▶ **EXERCISE INPUTS**:
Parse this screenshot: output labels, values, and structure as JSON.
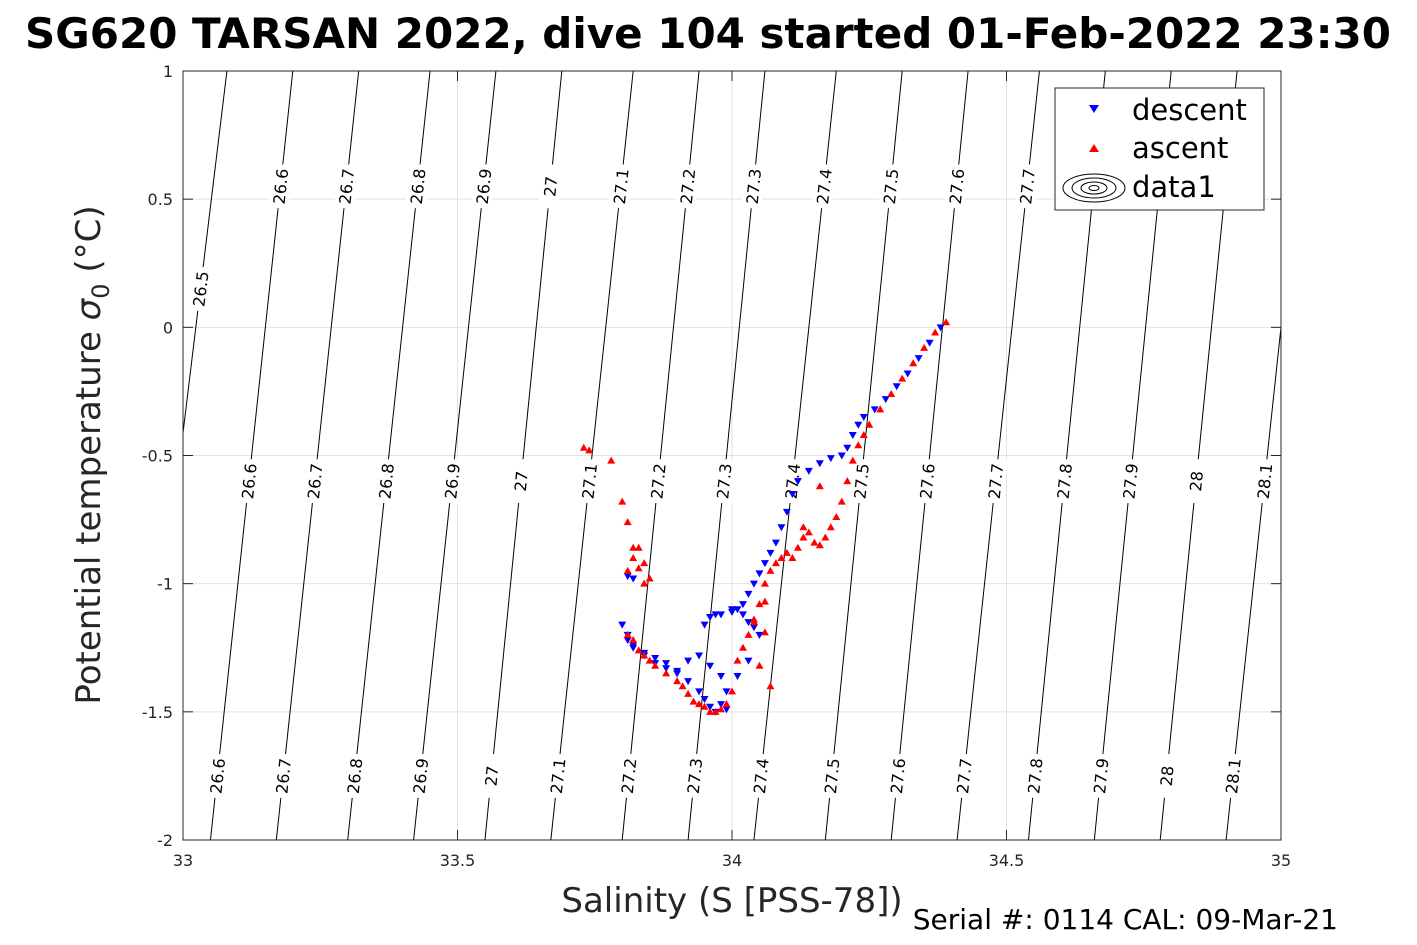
{
  "chart_data": {
    "type": "scatter",
    "title": "SG620 TARSAN 2022, dive 104 started 01-Feb-2022 23:30",
    "xlabel": "Salinity (S [PSS-78])",
    "ylabel_main": "Potential temperature ",
    "ylabel_sigma": "σ",
    "ylabel_sub": "0",
    "ylabel_unit": " (°C)",
    "footer": "Serial #: 0114  CAL: 09-Mar-21",
    "xlim": [
      33,
      35
    ],
    "ylim": [
      -2,
      1
    ],
    "x_ticks": [
      33,
      33.5,
      34,
      34.5,
      35
    ],
    "x_tick_labels": [
      "33",
      "33.5",
      "34",
      "34.5",
      "35"
    ],
    "y_ticks": [
      -2,
      -1.5,
      -1,
      -0.5,
      0,
      0.5,
      1
    ],
    "y_tick_labels": [
      "-2",
      "-1.5",
      "-1",
      "-0.5",
      "0",
      "0.5",
      "1"
    ],
    "grid": true,
    "legend_position": "top-right",
    "legend": [
      {
        "label": "descent",
        "color": "#0000ff",
        "marker": "triangle-down"
      },
      {
        "label": "ascent",
        "color": "#ff0000",
        "marker": "triangle-up"
      },
      {
        "label": "data1",
        "color": "#000000",
        "marker": "contour"
      }
    ],
    "isopycnals": {
      "levels": [
        26.5,
        26.6,
        26.7,
        26.8,
        26.9,
        27,
        27.1,
        27.2,
        27.3,
        27.4,
        27.5,
        27.6,
        27.7,
        27.8,
        27.9,
        28,
        28.1
      ],
      "labels": [
        "26.5",
        "26.6",
        "26.7",
        "26.8",
        "26.9",
        "27",
        "27.1",
        "27.2",
        "27.3",
        "27.4",
        "27.5",
        "27.6",
        "27.7",
        "27.8",
        "27.9",
        "28",
        "28.1"
      ],
      "s_at_top": [
        33.08,
        33.2,
        33.32,
        33.45,
        33.57,
        33.69,
        33.82,
        33.94,
        34.06,
        34.19,
        34.31,
        34.43,
        34.56,
        34.68,
        34.8,
        34.92,
        35.05
      ],
      "s_at_bottom": [
        32.91,
        33.05,
        33.17,
        33.3,
        33.42,
        33.55,
        33.67,
        33.8,
        33.92,
        34.04,
        34.17,
        34.29,
        34.41,
        34.54,
        34.66,
        34.78,
        34.9
      ],
      "label_rows": [
        {
          "theta": 0.55,
          "levels": [
            "26.6",
            "26.7",
            "26.8",
            "26.9",
            "27",
            "27.1",
            "27.2",
            "27.3",
            "27.4",
            "27.5",
            "27.6",
            "27.7"
          ]
        },
        {
          "theta": 0.15,
          "levels": [
            "26.5"
          ]
        },
        {
          "theta": -0.6,
          "levels": [
            "26.6",
            "26.7",
            "26.8",
            "26.9",
            "27",
            "27.1",
            "27.2",
            "27.3",
            "27.4",
            "27.5",
            "27.6",
            "27.7",
            "27.8",
            "27.9",
            "28",
            "28.1"
          ]
        },
        {
          "theta": -1.75,
          "levels": [
            "26.6",
            "26.7",
            "26.8",
            "26.9",
            "27",
            "27.1",
            "27.2",
            "27.3",
            "27.4",
            "27.5",
            "27.6",
            "27.7",
            "27.8",
            "27.9",
            "28",
            "28.1"
          ]
        }
      ]
    },
    "series": [
      {
        "name": "descent",
        "color": "#0000ff",
        "marker": "triangle-down",
        "x": [
          34.38,
          34.36,
          34.34,
          34.32,
          34.3,
          34.28,
          34.26,
          34.24,
          34.23,
          34.22,
          34.21,
          34.2,
          34.18,
          34.16,
          34.14,
          34.12,
          34.11,
          34.1,
          34.09,
          34.08,
          34.07,
          34.06,
          34.05,
          34.04,
          34.03,
          34.02,
          34.01,
          34.0,
          33.98,
          33.96,
          33.95,
          33.97,
          34.0,
          34.02,
          34.03,
          34.04,
          34.05,
          34.03,
          34.01,
          33.99,
          33.98,
          33.97,
          33.96,
          33.95,
          33.94,
          33.92,
          33.9,
          33.88,
          33.86,
          33.84,
          33.82,
          33.81,
          33.8,
          33.81,
          33.82,
          33.84,
          33.86,
          33.88,
          33.9,
          33.92,
          33.94,
          33.96,
          33.98,
          33.99,
          33.81,
          33.82
        ],
        "y": [
          0.0,
          -0.06,
          -0.12,
          -0.18,
          -0.23,
          -0.28,
          -0.32,
          -0.35,
          -0.38,
          -0.42,
          -0.47,
          -0.5,
          -0.51,
          -0.53,
          -0.56,
          -0.6,
          -0.65,
          -0.72,
          -0.78,
          -0.84,
          -0.88,
          -0.92,
          -0.96,
          -1.0,
          -1.04,
          -1.08,
          -1.1,
          -1.11,
          -1.12,
          -1.13,
          -1.16,
          -1.12,
          -1.1,
          -1.12,
          -1.15,
          -1.17,
          -1.2,
          -1.3,
          -1.36,
          -1.42,
          -1.47,
          -1.5,
          -1.48,
          -1.45,
          -1.42,
          -1.38,
          -1.34,
          -1.31,
          -1.29,
          -1.27,
          -1.25,
          -1.2,
          -1.16,
          -1.22,
          -1.24,
          -1.28,
          -1.31,
          -1.33,
          -1.35,
          -1.3,
          -1.28,
          -1.32,
          -1.36,
          -1.49,
          -0.97,
          -0.98
        ]
      },
      {
        "name": "ascent",
        "color": "#ff0000",
        "marker": "triangle-up",
        "x": [
          34.39,
          34.37,
          34.35,
          34.33,
          34.31,
          34.29,
          34.27,
          34.25,
          34.24,
          34.23,
          34.22,
          34.21,
          34.2,
          34.19,
          34.18,
          34.17,
          34.16,
          34.15,
          34.14,
          34.13,
          34.12,
          34.11,
          34.1,
          34.09,
          34.08,
          34.07,
          34.06,
          34.05,
          34.04,
          34.03,
          34.02,
          34.01,
          34.0,
          33.99,
          33.98,
          33.97,
          33.96,
          33.95,
          33.94,
          33.93,
          33.92,
          33.91,
          33.9,
          33.88,
          33.86,
          33.85,
          33.84,
          33.83,
          33.82,
          33.81,
          33.81,
          33.82,
          33.83,
          33.84,
          33.85,
          33.84,
          33.83,
          33.82,
          33.81,
          33.8,
          33.74,
          33.73,
          33.78,
          34.06,
          34.07,
          34.05,
          34.04,
          34.06,
          34.13,
          34.16
        ],
        "y": [
          0.02,
          -0.02,
          -0.08,
          -0.14,
          -0.2,
          -0.26,
          -0.32,
          -0.38,
          -0.42,
          -0.46,
          -0.52,
          -0.6,
          -0.68,
          -0.74,
          -0.78,
          -0.82,
          -0.85,
          -0.84,
          -0.8,
          -0.82,
          -0.86,
          -0.9,
          -0.88,
          -0.9,
          -0.92,
          -0.95,
          -1.0,
          -1.08,
          -1.15,
          -1.2,
          -1.25,
          -1.3,
          -1.42,
          -1.47,
          -1.49,
          -1.5,
          -1.5,
          -1.48,
          -1.47,
          -1.46,
          -1.43,
          -1.4,
          -1.38,
          -1.35,
          -1.32,
          -1.3,
          -1.28,
          -1.26,
          -1.22,
          -1.2,
          -0.95,
          -0.9,
          -0.86,
          -0.92,
          -0.98,
          -1.0,
          -0.94,
          -0.86,
          -0.76,
          -0.68,
          -0.48,
          -0.47,
          -0.52,
          -1.19,
          -1.4,
          -1.32,
          -1.14,
          -1.07,
          -0.78,
          -0.62
        ]
      }
    ]
  }
}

▶ **WHAT YOU ARE ASKED TO DO**: Locate all lines in the listing above with the word "theta" and copy them.

▶ **RESULT FOR THIS EXERCISE**:
          "theta": 0.55,
          "theta": 0.15,
          "theta": -0.6,
          "theta": -1.75,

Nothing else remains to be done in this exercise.